- **Task to carry out**
Determine the number of lines in these entries that hold the word "thym". Give the number and nothing more.
-- begin Records for the exercise --
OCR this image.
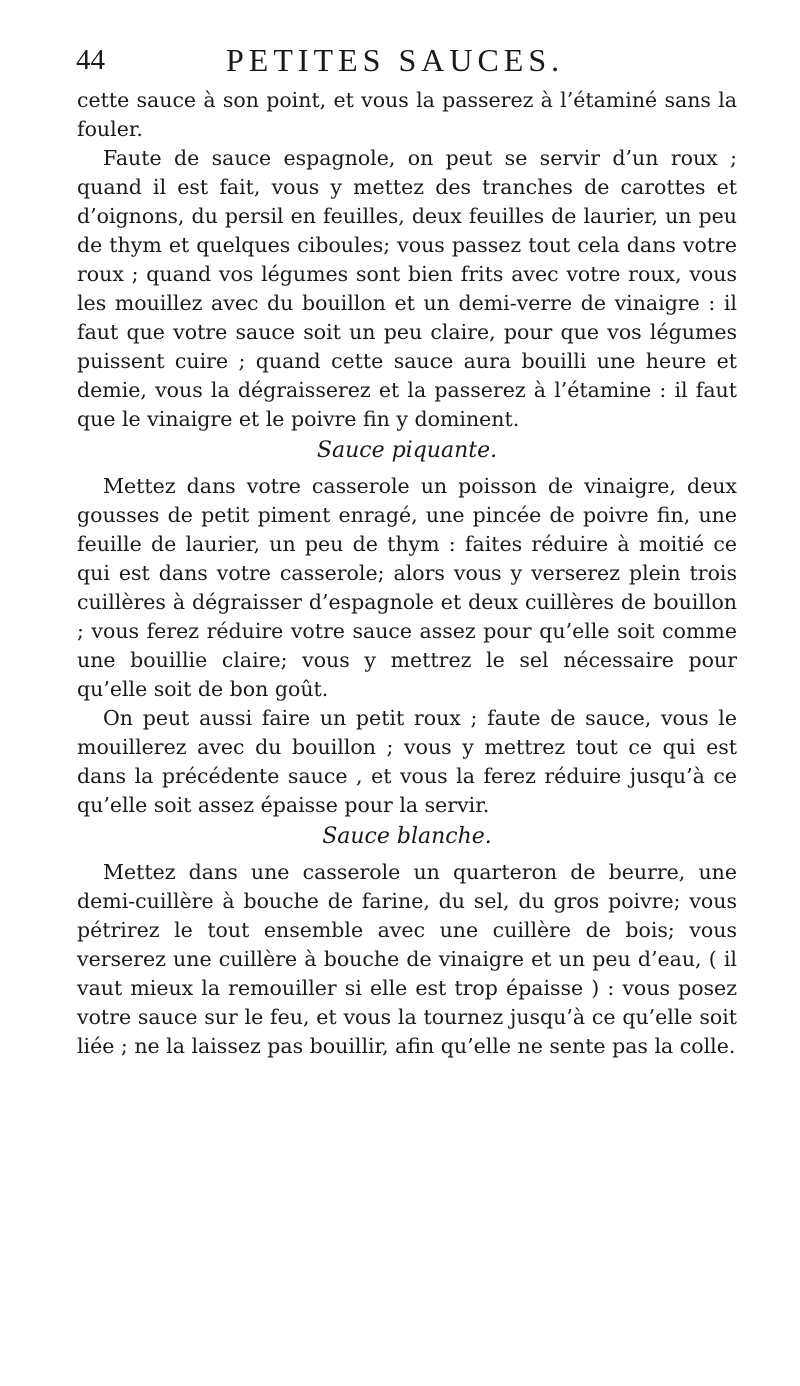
44	PETITES SAUCES.

cette sauce à son point, et vous la passerez à l’étaminé sans la fouler.

Faute de sauce espagnole, on peut se servir d’un roux ; quand il est fait, vous y mettez des tranches de carottes et d’oignons, du persil en feuilles, deux feuilles de laurier, un peu de thym et quelques ciboules; vous passez tout cela dans votre roux ; quand vos légumes sont bien frits avec votre roux, vous les mouillez avec du bouillon et un demi-verre de vinaigre : il faut que votre sauce soit un peu claire, pour que vos légumes puissent cuire ; quand cette sauce aura bouilli une heure et demie, vous la dégraisserez et la passerez à l’étamine : il faut que le vinaigre et le poivre fin y dominent.

Sauce piquante.

Mettez dans votre casserole un poisson de vinaigre, deux gousses de petit piment enragé, une pincée de poivre fin, une feuille de laurier, un peu de thym : faites réduire à moitié ce qui est dans votre casserole; alors vous y verserez plein trois cuillères à dégraisser d’espagnole et deux cuillères de bouillon ; vous ferez réduire votre sauce assez pour qu’elle soit comme une bouillie claire; vous y mettrez le sel nécessaire pour qu’elle soit de bon goût.

On peut aussi faire un petit roux ; faute de sauce, vous le mouillerez avec du bouillon ; vous y mettrez tout ce qui est dans la précédente sauce , et vous la ferez réduire jusqu’à ce qu’elle soit assez épaisse pour la servir.

Sauce blanche.

Mettez dans une casserole un quarteron de beurre, une demi-cuillère à bouche de farine, du sel, du gros poivre; vous pétrirez le tout ensemble avec une cuillère de bois; vous verserez une cuillère à bouche de vinaigre et un peu d’eau, ( il vaut mieux la remouiller si elle est trop épaisse ) : vous posez votre sauce sur le feu, et vous la tournez jusqu’à ce qu’elle soit liée ; ne la laissez pas bouillir, afin qu’elle ne sente pas la colle.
-- end Records for the exercise --
- **Problem solution**
2